Exercise details>
Your task is to reproduce the entries below word for word.

Dataset excerpts>

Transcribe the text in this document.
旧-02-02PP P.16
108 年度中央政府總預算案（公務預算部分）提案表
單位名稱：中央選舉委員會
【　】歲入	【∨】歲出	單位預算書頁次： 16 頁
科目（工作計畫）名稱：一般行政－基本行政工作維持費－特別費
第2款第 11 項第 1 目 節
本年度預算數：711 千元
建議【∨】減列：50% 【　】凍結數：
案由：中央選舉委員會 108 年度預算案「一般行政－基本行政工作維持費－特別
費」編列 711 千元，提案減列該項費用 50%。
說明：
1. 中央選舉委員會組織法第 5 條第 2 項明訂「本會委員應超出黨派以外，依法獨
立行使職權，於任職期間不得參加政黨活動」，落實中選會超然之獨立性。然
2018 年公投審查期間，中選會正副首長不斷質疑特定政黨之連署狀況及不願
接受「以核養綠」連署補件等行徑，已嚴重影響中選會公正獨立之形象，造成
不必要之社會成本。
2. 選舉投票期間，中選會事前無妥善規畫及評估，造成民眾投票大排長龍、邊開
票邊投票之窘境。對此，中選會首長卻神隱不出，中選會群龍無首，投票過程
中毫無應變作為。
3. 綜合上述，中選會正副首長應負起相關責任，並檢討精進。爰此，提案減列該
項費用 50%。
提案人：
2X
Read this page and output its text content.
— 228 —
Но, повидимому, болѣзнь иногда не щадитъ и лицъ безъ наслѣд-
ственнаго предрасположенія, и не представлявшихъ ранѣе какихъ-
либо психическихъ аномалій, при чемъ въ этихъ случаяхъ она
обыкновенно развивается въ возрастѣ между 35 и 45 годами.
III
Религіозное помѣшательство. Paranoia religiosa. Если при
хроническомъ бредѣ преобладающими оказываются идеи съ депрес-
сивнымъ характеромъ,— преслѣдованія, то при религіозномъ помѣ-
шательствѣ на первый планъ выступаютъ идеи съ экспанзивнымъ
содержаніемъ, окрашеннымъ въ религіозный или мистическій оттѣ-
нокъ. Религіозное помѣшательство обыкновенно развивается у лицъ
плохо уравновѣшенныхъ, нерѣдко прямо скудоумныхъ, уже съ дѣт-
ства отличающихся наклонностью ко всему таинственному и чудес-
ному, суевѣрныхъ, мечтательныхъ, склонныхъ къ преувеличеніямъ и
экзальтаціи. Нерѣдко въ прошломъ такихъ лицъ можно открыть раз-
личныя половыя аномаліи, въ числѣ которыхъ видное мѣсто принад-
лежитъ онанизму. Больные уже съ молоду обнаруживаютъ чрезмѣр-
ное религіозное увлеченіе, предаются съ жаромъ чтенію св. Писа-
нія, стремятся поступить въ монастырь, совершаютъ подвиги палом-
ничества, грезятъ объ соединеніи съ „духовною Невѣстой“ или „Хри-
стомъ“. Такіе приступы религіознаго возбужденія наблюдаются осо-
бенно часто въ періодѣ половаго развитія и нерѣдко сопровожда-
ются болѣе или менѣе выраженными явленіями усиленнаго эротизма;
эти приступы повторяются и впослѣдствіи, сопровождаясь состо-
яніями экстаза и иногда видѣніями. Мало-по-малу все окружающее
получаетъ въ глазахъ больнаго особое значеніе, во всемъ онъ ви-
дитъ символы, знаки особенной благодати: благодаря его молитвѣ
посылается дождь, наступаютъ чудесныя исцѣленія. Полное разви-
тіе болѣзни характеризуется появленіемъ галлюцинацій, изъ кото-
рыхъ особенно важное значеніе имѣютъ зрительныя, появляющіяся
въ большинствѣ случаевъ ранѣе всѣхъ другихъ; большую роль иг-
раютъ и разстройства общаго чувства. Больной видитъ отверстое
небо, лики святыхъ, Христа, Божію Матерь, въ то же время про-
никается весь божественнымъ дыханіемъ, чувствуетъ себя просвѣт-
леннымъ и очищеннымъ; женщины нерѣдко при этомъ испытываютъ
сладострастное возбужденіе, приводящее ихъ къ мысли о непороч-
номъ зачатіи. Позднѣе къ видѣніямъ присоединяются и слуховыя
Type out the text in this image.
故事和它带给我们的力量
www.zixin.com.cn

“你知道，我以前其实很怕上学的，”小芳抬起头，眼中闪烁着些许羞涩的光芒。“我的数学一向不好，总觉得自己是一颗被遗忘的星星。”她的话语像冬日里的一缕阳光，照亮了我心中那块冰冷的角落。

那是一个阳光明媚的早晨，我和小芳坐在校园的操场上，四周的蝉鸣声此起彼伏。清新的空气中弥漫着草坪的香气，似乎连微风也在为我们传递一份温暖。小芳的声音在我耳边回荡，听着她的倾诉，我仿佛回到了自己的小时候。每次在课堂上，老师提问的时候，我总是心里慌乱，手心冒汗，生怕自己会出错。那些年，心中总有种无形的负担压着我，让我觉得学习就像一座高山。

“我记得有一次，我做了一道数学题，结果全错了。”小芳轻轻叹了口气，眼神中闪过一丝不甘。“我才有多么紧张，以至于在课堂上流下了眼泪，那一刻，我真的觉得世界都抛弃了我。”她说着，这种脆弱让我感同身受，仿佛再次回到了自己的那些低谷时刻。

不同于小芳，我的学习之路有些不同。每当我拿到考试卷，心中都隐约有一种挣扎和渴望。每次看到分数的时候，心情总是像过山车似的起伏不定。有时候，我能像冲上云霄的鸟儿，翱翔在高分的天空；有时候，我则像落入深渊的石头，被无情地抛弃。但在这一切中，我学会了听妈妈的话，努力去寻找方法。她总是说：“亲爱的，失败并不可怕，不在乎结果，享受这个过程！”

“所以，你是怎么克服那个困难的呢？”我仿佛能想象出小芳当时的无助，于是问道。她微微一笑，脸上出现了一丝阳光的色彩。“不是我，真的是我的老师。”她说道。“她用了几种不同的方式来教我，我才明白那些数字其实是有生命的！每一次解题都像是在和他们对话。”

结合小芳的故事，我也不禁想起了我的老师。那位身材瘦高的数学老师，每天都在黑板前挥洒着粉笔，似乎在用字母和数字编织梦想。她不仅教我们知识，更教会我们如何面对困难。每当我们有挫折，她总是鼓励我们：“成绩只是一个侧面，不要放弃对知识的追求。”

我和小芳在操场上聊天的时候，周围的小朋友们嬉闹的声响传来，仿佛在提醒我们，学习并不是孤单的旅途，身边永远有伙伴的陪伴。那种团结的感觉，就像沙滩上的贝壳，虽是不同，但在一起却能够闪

Answer to the exercise>
Transcribe the text in this document.
旧-02-02PP P.16
108 年度中央政府總預算案（公務預算部分）提案表
單位名稱：中央選舉委員會
【　】歲入	【∨】歲出	單位預算書頁次： 16 頁
科目（工作計畫）名稱：一般行政－基本行政工作維持費－特別費
第2款第 11 項第 1 目 節
本年度預算數：711 千元
建議【∨】減列：50% 【　】凍結數：
案由：中央選舉委員會 108 年度預算案「一般行政－基本行政工作維持費－特別
費」編列 711 千元，提案減列該項費用 50%。
說明：
1. 中央選舉委員會組織法第 5 條第 2 項明訂「本會委員應超出黨派以外，依法獨
立行使職權，於任職期間不得參加政黨活動」，落實中選會超然之獨立性。然
2018 年公投審查期間，中選會正副首長不斷質疑特定政黨之連署狀況及不願
接受「以核養綠」連署補件等行徑，已嚴重影響中選會公正獨立之形象，造成
不必要之社會成本。
2. 選舉投票期間，中選會事前無妥善規畫及評估，造成民眾投票大排長龍、邊開
票邊投票之窘境。對此，中選會首長卻神隱不出，中選會群龍無首，投票過程
中毫無應變作為。
3. 綜合上述，中選會正副首長應負起相關責任，並檢討精進。爰此，提案減列該
項費用 50%。
提案人：
2X
Read this page and output its text content.
— 228 —
Но, повидимому, болѣзнь иногда не щадитъ и лицъ безъ наслѣд-
ственнаго предрасположенія, и не представлявшихъ ранѣе какихъ-
либо психическихъ аномалій, при чемъ въ этихъ случаяхъ она
обыкновенно развивается въ возрастѣ между 35 и 45 годами.
III
Религіозное помѣшательство. Paranoia religiosa. Если при
хроническомъ бредѣ преобладающими оказываются идеи съ депрес-
сивнымъ характеромъ,— преслѣдованія, то при религіозномъ помѣ-
шательствѣ на первый планъ выступаютъ идеи съ экспанзивнымъ
содержаніемъ, окрашеннымъ въ религіозный или мистическій оттѣ-
нокъ. Религіозное помѣшательство обыкновенно развивается у лицъ
плохо уравновѣшенныхъ, нерѣдко прямо скудоумныхъ, уже съ дѣт-
ства отличающихся наклонностью ко всему таинственному и чудес-
ному, суевѣрныхъ, мечтательныхъ, склонныхъ къ преувеличеніямъ и
экзальтаціи. Нерѣдко въ прошломъ такихъ лицъ можно открыть раз-
личныя половыя аномаліи, въ числѣ которыхъ видное мѣсто принад-
лежитъ онанизму. Больные уже съ молоду обнаруживаютъ чрезмѣр-
ное религіозное увлеченіе, предаются съ жаромъ чтенію св. Писа-
нія, стремятся поступить въ монастырь, совершаютъ подвиги палом-
ничества, грезятъ объ соединеніи съ „духовною Невѣстой“ или „Хри-
стомъ“. Такіе приступы религіознаго возбужденія наблюдаются осо-
бенно часто въ періодѣ половаго развитія и нерѣдко сопровожда-
ются болѣе или менѣе выраженными явленіями усиленнаго эротизма;
эти приступы повторяются и впослѣдствіи, сопровождаясь состо-
яніями экстаза и иногда видѣніями. Мало-по-малу все окружающее
получаетъ въ глазахъ больнаго особое значеніе, во всемъ онъ ви-
дитъ символы, знаки особенной благодати: благодаря его молитвѣ
посылается дождь, наступаютъ чудесныя исцѣленія. Полное разви-
тіе болѣзни характеризуется появленіемъ галлюцинацій, изъ кото-
рыхъ особенно важное значеніе имѣютъ зрительныя, появляющіяся
въ большинствѣ случаевъ ранѣе всѣхъ другихъ; большую роль иг-
раютъ и разстройства общаго чувства. Больной видитъ отверстое
небо, лики святыхъ, Христа, Божію Матерь, въ то же время про-
никается весь божественнымъ дыханіемъ, чувствуетъ себя просвѣт-
леннымъ и очищеннымъ; женщины нерѣдко при этомъ испытываютъ
сладострастное возбужденіе, приводящее ихъ къ мысли о непороч-
номъ зачатіи. Позднѣе къ видѣніямъ присоединяются и слуховыя
Type out the text in this image.
故事和它带给我们的力量
www.zixin.com.cn

“你知道，我以前其实很怕上学的，”小芳抬起头，眼中闪烁着些许羞涩的光芒。“我的数学一向不好，总觉得自己是一颗被遗忘的星星。”她的话语像冬日里的一缕阳光，照亮了我心中那块冰冷的角落。

那是一个阳光明媚的早晨，我和小芳坐在校园的操场上，四周的蝉鸣声此起彼伏。清新的空气中弥漫着草坪的香气，似乎连微风也在为我们传递一份温暖。小芳的声音在我耳边回荡，听着她的倾诉，我仿佛回到了自己的小时候。每次在课堂上，老师提问的时候，我总是心里慌乱，手心冒汗，生怕自己会出错。那些年，心中总有种无形的负担压着我，让我觉得学习就像一座高山。

“我记得有一次，我做了一道数学题，结果全错了。”小芳轻轻叹了口气，眼神中闪过一丝不甘。“我才有多么紧张，以至于在课堂上流下了眼泪，那一刻，我真的觉得世界都抛弃了我。”她说着，这种脆弱让我感同身受，仿佛再次回到了自己的那些低谷时刻。

不同于小芳，我的学习之路有些不同。每当我拿到考试卷，心中都隐约有一种挣扎和渴望。每次看到分数的时候，心情总是像过山车似的起伏不定。有时候，我能像冲上云霄的鸟儿，翱翔在高分的天空；有时候，我则像落入深渊的石头，被无情地抛弃。但在这一切中，我学会了听妈妈的话，努力去寻找方法。她总是说：“亲爱的，失败并不可怕，不在乎结果，享受这个过程！”

“所以，你是怎么克服那个困难的呢？”我仿佛能想象出小芳当时的无助，于是问道。她微微一笑，脸上出现了一丝阳光的色彩。“不是我，真的是我的老师。”她说道。“她用了几种不同的方式来教我，我才明白那些数字其实是有生命的！每一次解题都像是在和他们对话。”

结合小芳的故事，我也不禁想起了我的老师。那位身材瘦高的数学老师，每天都在黑板前挥洒着粉笔，似乎在用字母和数字编织梦想。她不仅教我们知识，更教会我们如何面对困难。每当我们有挫折，她总是鼓励我们：“成绩只是一个侧面，不要放弃对知识的追求。”

我和小芳在操场上聊天的时候，周围的小朋友们嬉闹的声响传来，仿佛在提醒我们，学习并不是孤单的旅途，身边永远有伙伴的陪伴。那种团结的感觉，就像沙滩上的贝壳，虽是不同，但在一起却能够闪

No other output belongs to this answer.